#### DIRECTIONS
Among the entries, which lines carry the string "suffix"? Copy each of them.

#### DATA FOR PROCESSING
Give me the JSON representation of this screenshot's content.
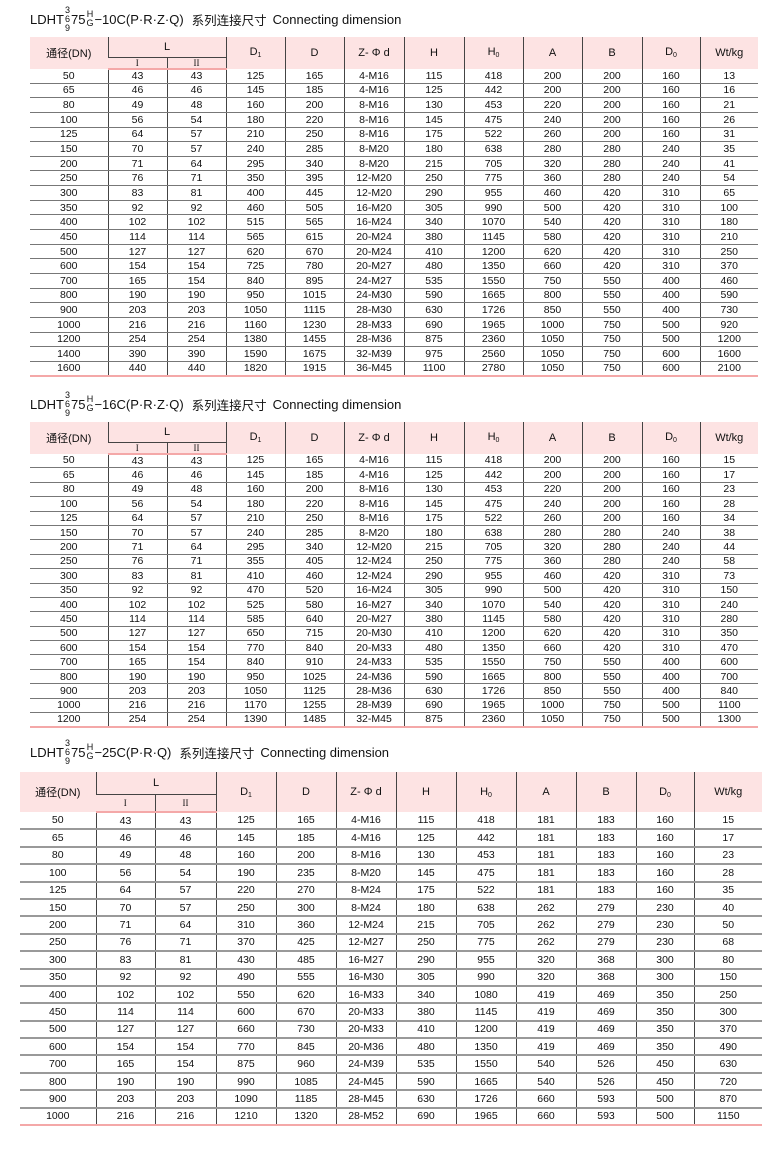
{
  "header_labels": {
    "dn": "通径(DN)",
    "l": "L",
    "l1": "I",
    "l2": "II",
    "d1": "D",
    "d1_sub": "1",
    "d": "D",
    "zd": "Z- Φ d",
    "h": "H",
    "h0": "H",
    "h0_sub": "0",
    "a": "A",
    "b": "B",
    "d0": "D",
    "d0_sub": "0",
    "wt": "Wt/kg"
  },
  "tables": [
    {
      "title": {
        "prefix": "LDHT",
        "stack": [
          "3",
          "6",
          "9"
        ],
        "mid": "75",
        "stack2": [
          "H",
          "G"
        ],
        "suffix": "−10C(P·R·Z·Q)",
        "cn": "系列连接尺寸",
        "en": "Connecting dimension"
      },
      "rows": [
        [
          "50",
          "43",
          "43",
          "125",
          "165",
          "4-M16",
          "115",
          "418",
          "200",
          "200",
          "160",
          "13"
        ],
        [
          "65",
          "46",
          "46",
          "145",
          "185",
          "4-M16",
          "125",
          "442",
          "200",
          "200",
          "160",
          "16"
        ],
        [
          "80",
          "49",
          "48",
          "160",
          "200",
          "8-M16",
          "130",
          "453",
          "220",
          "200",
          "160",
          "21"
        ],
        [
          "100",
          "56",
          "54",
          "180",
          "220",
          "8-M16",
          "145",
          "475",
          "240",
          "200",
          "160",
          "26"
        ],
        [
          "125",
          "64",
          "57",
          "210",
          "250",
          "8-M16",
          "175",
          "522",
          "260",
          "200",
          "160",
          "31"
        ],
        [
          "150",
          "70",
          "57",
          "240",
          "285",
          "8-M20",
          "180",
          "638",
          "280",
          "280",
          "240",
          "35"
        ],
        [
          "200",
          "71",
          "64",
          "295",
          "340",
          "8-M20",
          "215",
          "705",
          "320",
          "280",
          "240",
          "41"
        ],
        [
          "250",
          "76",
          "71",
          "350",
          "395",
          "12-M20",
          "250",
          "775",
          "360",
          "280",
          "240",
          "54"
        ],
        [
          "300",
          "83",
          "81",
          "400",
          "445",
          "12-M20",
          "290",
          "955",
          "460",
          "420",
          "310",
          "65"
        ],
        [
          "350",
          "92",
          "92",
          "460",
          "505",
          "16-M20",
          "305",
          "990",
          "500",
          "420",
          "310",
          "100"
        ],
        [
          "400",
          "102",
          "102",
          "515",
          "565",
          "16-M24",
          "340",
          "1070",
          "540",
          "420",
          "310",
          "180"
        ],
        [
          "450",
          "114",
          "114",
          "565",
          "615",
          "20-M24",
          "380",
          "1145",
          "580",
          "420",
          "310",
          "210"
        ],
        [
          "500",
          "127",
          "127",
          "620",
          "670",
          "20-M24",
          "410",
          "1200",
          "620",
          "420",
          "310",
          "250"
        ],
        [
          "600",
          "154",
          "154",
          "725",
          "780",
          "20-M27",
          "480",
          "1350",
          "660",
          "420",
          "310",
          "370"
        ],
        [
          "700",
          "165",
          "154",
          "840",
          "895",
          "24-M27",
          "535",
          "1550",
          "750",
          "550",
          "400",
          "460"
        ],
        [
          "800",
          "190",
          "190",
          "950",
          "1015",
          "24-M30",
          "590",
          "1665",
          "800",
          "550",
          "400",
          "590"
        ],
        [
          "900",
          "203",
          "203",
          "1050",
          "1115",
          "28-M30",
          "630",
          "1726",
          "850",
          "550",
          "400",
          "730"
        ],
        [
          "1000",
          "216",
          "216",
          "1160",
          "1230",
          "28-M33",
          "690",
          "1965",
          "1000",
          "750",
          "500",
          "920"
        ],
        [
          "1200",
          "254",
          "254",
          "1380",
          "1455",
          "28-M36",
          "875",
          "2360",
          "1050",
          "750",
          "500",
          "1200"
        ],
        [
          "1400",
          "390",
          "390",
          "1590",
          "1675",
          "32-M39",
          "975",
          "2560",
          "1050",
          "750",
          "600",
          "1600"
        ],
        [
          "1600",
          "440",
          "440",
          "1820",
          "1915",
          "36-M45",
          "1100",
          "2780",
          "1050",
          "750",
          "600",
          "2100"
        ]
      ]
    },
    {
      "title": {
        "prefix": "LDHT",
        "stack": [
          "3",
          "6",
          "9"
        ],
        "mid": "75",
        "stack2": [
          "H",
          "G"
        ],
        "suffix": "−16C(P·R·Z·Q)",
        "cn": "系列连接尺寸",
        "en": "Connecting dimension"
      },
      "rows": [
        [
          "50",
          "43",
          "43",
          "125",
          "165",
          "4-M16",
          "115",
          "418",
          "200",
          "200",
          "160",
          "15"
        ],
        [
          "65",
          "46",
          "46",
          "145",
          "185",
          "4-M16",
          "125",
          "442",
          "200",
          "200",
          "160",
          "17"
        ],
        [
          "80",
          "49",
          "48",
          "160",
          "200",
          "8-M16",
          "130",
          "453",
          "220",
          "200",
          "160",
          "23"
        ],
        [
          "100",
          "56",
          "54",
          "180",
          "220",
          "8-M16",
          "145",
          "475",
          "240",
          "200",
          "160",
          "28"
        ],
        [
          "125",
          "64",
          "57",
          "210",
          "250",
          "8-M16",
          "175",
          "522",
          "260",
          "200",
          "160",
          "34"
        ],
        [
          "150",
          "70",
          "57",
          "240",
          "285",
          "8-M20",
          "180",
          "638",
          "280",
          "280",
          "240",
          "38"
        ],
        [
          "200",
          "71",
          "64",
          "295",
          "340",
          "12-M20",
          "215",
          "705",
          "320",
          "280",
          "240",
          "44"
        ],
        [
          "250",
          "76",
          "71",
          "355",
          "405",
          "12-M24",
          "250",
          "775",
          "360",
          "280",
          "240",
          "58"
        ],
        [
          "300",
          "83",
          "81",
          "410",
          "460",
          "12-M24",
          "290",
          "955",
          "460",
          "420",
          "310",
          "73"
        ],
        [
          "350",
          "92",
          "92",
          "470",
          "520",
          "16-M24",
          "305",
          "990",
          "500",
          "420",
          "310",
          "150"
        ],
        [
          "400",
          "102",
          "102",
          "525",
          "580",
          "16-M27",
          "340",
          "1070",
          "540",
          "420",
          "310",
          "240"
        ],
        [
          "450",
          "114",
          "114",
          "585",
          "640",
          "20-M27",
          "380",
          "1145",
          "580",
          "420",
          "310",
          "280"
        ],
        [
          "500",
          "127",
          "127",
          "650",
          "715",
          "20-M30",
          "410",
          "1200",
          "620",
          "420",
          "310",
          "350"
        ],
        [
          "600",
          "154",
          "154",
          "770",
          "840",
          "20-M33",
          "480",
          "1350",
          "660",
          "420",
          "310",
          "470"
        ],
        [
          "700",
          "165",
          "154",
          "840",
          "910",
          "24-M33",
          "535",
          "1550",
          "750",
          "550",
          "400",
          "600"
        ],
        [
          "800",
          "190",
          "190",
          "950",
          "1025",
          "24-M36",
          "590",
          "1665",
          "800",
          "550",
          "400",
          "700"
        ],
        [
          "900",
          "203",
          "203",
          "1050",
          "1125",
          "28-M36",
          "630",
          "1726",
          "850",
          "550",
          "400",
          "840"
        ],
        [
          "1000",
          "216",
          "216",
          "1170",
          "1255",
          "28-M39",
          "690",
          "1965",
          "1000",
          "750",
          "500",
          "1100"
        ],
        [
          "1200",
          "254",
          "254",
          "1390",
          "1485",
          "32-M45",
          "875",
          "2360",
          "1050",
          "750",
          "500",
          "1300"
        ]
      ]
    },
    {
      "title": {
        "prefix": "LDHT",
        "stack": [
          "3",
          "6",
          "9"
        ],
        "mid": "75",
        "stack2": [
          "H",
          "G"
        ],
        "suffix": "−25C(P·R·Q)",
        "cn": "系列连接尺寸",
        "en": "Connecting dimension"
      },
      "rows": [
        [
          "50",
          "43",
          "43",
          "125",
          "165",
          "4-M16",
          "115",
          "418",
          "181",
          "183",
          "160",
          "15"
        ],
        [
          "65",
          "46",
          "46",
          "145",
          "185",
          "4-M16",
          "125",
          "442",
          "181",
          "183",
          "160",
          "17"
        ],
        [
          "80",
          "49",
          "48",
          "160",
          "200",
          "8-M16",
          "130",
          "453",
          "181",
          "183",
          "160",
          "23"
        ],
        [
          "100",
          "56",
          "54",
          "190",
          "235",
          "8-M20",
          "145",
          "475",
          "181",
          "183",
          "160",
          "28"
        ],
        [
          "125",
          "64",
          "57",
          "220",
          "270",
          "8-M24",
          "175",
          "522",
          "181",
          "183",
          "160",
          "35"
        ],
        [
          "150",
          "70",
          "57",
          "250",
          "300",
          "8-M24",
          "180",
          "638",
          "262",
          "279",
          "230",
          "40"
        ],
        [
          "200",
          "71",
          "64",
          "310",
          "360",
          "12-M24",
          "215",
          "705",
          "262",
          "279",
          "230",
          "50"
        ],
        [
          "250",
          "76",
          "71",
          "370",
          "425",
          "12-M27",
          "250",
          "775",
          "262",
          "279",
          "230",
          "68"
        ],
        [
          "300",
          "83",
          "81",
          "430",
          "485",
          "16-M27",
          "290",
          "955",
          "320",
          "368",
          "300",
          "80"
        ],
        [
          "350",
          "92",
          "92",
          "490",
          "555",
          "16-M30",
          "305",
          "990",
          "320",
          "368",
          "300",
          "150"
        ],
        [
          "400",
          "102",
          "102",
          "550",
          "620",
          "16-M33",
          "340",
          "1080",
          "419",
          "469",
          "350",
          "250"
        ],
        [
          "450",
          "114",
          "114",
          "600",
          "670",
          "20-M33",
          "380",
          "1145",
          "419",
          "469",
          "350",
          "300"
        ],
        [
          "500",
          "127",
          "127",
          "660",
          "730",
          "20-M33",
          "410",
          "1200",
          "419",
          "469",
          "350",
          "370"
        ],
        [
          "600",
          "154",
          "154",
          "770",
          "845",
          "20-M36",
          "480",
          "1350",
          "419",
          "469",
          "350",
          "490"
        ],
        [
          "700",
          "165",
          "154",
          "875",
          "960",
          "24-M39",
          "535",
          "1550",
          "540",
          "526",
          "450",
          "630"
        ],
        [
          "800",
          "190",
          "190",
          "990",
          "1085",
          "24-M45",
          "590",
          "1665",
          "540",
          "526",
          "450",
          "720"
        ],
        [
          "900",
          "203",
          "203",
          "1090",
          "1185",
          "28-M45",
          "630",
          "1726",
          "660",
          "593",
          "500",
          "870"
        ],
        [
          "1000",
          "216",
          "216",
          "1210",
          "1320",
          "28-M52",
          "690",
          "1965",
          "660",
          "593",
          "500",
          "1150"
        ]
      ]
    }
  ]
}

#### SOLUTION FOR THIS TASK
        "suffix": "−10C(P·R·Z·Q)",
        "suffix": "−16C(P·R·Z·Q)",
        "suffix": "−25C(P·R·Q)",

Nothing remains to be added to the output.